* **Exercise**
Copy nothing but the text: repeat each entry exactly and drop the images.

* **Stored entries**
============

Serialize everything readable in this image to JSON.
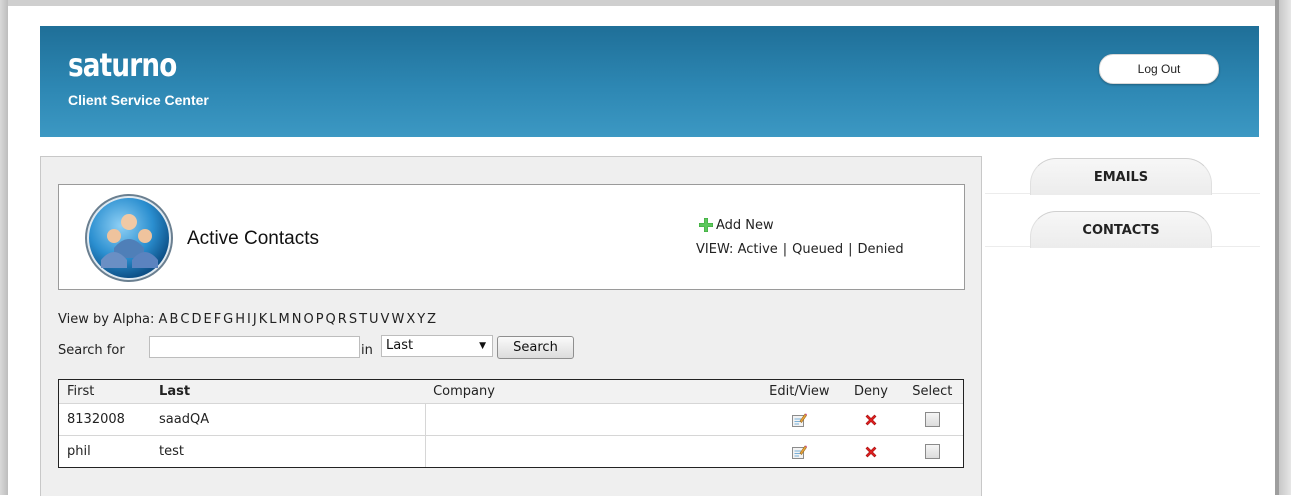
{
  "header": {
    "logo": "saturno",
    "subtitle": "Client Service Center",
    "logout_label": "Log Out"
  },
  "tabs": [
    {
      "label": "EMAILS"
    },
    {
      "label": "CONTACTS"
    }
  ],
  "contacts_panel": {
    "title": "Active Contacts",
    "add_new_label": "Add New",
    "view_label": "VIEW:",
    "view_options": [
      "Active",
      "Queued",
      "Denied"
    ]
  },
  "alpha": {
    "label": "View by Alpha:",
    "letters": [
      "A",
      "B",
      "C",
      "D",
      "E",
      "F",
      "G",
      "H",
      "I",
      "J",
      "K",
      "L",
      "M",
      "N",
      "O",
      "P",
      "Q",
      "R",
      "S",
      "T",
      "U",
      "V",
      "W",
      "X",
      "Y",
      "Z"
    ]
  },
  "search": {
    "label": "Search for",
    "value": "",
    "in_label": "in",
    "field_selected": "Last",
    "button_label": "Search"
  },
  "table": {
    "headers": [
      "First",
      "Last",
      "Company",
      "Edit/View",
      "Deny",
      "Select"
    ],
    "rows": [
      {
        "first": "8132008",
        "last": "saadQA",
        "company": ""
      },
      {
        "first": "phil",
        "last": "test",
        "company": ""
      }
    ]
  },
  "colors": {
    "header_blue": "#2d87b3",
    "deny_red": "#e02020",
    "add_green": "#3aa63a"
  }
}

============

* **The completed task**
Serialize everything readable in this image to JSON.
{
  "header": {
    "logo": "saturno",
    "subtitle": "Client Service Center",
    "logout_label": "Log Out"
  },
  "tabs": [
    {
      "label": "EMAILS"
    },
    {
      "label": "CONTACTS"
    }
  ],
  "contacts_panel": {
    "title": "Active Contacts",
    "add_new_label": "Add New",
    "view_label": "VIEW:",
    "view_options": [
      "Active",
      "Queued",
      "Denied"
    ]
  },
  "alpha": {
    "label": "View by Alpha:",
    "letters": [
      "A",
      "B",
      "C",
      "D",
      "E",
      "F",
      "G",
      "H",
      "I",
      "J",
      "K",
      "L",
      "M",
      "N",
      "O",
      "P",
      "Q",
      "R",
      "S",
      "T",
      "U",
      "V",
      "W",
      "X",
      "Y",
      "Z"
    ]
  },
  "search": {
    "label": "Search for",
    "value": "",
    "in_label": "in",
    "field_selected": "Last",
    "button_label": "Search"
  },
  "table": {
    "headers": [
      "First",
      "Last",
      "Company",
      "Edit/View",
      "Deny",
      "Select"
    ],
    "rows": [
      {
        "first": "8132008",
        "last": "saadQA",
        "company": ""
      },
      {
        "first": "phil",
        "last": "test",
        "company": ""
      }
    ]
  },
  "colors": {
    "header_blue": "#2d87b3",
    "deny_red": "#e02020",
    "add_green": "#3aa63a"
  }
}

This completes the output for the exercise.